+++ ROWS +++

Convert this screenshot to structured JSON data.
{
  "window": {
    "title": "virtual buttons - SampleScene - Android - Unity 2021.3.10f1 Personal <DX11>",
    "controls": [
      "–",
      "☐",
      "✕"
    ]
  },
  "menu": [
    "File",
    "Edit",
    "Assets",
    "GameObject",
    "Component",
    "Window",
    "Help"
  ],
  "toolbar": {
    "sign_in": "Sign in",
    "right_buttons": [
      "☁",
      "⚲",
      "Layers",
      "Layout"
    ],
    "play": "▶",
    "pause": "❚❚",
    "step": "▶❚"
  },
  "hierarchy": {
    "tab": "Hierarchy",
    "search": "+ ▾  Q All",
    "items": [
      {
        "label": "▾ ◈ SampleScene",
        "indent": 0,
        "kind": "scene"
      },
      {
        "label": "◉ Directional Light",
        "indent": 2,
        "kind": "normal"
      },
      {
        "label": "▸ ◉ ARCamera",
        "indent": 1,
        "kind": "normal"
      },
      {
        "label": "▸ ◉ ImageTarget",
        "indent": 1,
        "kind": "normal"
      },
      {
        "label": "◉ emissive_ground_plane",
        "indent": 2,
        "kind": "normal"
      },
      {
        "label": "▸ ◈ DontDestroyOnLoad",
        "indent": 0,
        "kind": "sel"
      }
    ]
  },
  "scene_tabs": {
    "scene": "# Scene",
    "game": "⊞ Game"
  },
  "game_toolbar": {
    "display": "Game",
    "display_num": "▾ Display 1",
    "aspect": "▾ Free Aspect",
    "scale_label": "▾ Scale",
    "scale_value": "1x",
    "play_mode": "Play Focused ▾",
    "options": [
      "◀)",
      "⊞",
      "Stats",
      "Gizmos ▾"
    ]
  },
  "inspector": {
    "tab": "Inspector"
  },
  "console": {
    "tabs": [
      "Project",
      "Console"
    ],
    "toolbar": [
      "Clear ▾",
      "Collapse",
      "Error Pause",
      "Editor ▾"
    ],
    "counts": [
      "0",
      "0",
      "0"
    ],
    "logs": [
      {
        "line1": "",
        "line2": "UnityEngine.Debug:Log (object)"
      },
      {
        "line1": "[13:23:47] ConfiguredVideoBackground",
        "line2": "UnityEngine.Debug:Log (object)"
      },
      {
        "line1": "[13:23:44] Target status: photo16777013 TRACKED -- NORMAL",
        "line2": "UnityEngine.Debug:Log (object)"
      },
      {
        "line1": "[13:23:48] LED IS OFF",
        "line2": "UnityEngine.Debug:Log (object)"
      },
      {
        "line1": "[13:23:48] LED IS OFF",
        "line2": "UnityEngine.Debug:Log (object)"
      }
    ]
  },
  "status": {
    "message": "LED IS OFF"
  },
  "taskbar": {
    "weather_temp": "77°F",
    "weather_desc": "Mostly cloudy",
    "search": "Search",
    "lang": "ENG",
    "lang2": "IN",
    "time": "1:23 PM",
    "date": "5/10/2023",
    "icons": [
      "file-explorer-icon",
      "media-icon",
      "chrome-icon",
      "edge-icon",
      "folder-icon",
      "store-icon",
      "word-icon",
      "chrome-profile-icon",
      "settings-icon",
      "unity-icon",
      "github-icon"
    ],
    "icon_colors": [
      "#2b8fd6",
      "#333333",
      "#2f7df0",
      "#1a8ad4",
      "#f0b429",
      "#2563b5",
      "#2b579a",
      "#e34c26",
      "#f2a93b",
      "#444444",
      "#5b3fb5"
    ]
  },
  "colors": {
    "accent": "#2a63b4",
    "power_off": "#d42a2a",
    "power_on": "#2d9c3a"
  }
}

+++

WORK TO BE COMPLETED: Exactly reproduce every line found in the records.

FULL OUTPUT:
Convert this screenshot to structured JSON data.
{
  "window": {
    "title": "virtual buttons - SampleScene - Android - Unity 2021.3.10f1 Personal <DX11>",
    "controls": [
      "–",
      "☐",
      "✕"
    ]
  },
  "menu": [
    "File",
    "Edit",
    "Assets",
    "GameObject",
    "Component",
    "Window",
    "Help"
  ],
  "toolbar": {
    "sign_in": "Sign in",
    "right_buttons": [
      "☁",
      "⚲",
      "Layers",
      "Layout"
    ],
    "play": "▶",
    "pause": "❚❚",
    "step": "▶❚"
  },
  "hierarchy": {
    "tab": "Hierarchy",
    "search": "+ ▾  Q All",
    "items": [
      {
        "label": "▾ ◈ SampleScene",
        "indent": 0,
        "kind": "scene"
      },
      {
        "label": "◉ Directional Light",
        "indent": 2,
        "kind": "normal"
      },
      {
        "label": "▸ ◉ ARCamera",
        "indent": 1,
        "kind": "normal"
      },
      {
        "label": "▸ ◉ ImageTarget",
        "indent": 1,
        "kind": "normal"
      },
      {
        "label": "◉ emissive_ground_plane",
        "indent": 2,
        "kind": "normal"
      },
      {
        "label": "▸ ◈ DontDestroyOnLoad",
        "indent": 0,
        "kind": "sel"
      }
    ]
  },
  "scene_tabs": {
    "scene": "# Scene",
    "game": "⊞ Game"
  },
  "game_toolbar": {
    "display": "Game",
    "display_num": "▾ Display 1",
    "aspect": "▾ Free Aspect",
    "scale_label": "▾ Scale",
    "scale_value": "1x",
    "play_mode": "Play Focused ▾",
    "options": [
      "◀)",
      "⊞",
      "Stats",
      "Gizmos ▾"
    ]
  },
  "inspector": {
    "tab": "Inspector"
  },
  "console": {
    "tabs": [
      "Project",
      "Console"
    ],
    "toolbar": [
      "Clear ▾",
      "Collapse",
      "Error Pause",
      "Editor ▾"
    ],
    "counts": [
      "0",
      "0",
      "0"
    ],
    "logs": [
      {
        "line1": "",
        "line2": "UnityEngine.Debug:Log (object)"
      },
      {
        "line1": "[13:23:47] ConfiguredVideoBackground",
        "line2": "UnityEngine.Debug:Log (object)"
      },
      {
        "line1": "[13:23:44] Target status: photo16777013 TRACKED -- NORMAL",
        "line2": "UnityEngine.Debug:Log (object)"
      },
      {
        "line1": "[13:23:48] LED IS OFF",
        "line2": "UnityEngine.Debug:Log (object)"
      },
      {
        "line1": "[13:23:48] LED IS OFF",
        "line2": "UnityEngine.Debug:Log (object)"
      }
    ]
  },
  "status": {
    "message": "LED IS OFF"
  },
  "taskbar": {
    "weather_temp": "77°F",
    "weather_desc": "Mostly cloudy",
    "search": "Search",
    "lang": "ENG",
    "lang2": "IN",
    "time": "1:23 PM",
    "date": "5/10/2023",
    "icons": [
      "file-explorer-icon",
      "media-icon",
      "chrome-icon",
      "edge-icon",
      "folder-icon",
      "store-icon",
      "word-icon",
      "chrome-profile-icon",
      "settings-icon",
      "unity-icon",
      "github-icon"
    ],
    "icon_colors": [
      "#2b8fd6",
      "#333333",
      "#2f7df0",
      "#1a8ad4",
      "#f0b429",
      "#2563b5",
      "#2b579a",
      "#e34c26",
      "#f2a93b",
      "#444444",
      "#5b3fb5"
    ]
  },
  "colors": {
    "accent": "#2a63b4",
    "power_off": "#d42a2a",
    "power_on": "#2d9c3a"
  }
}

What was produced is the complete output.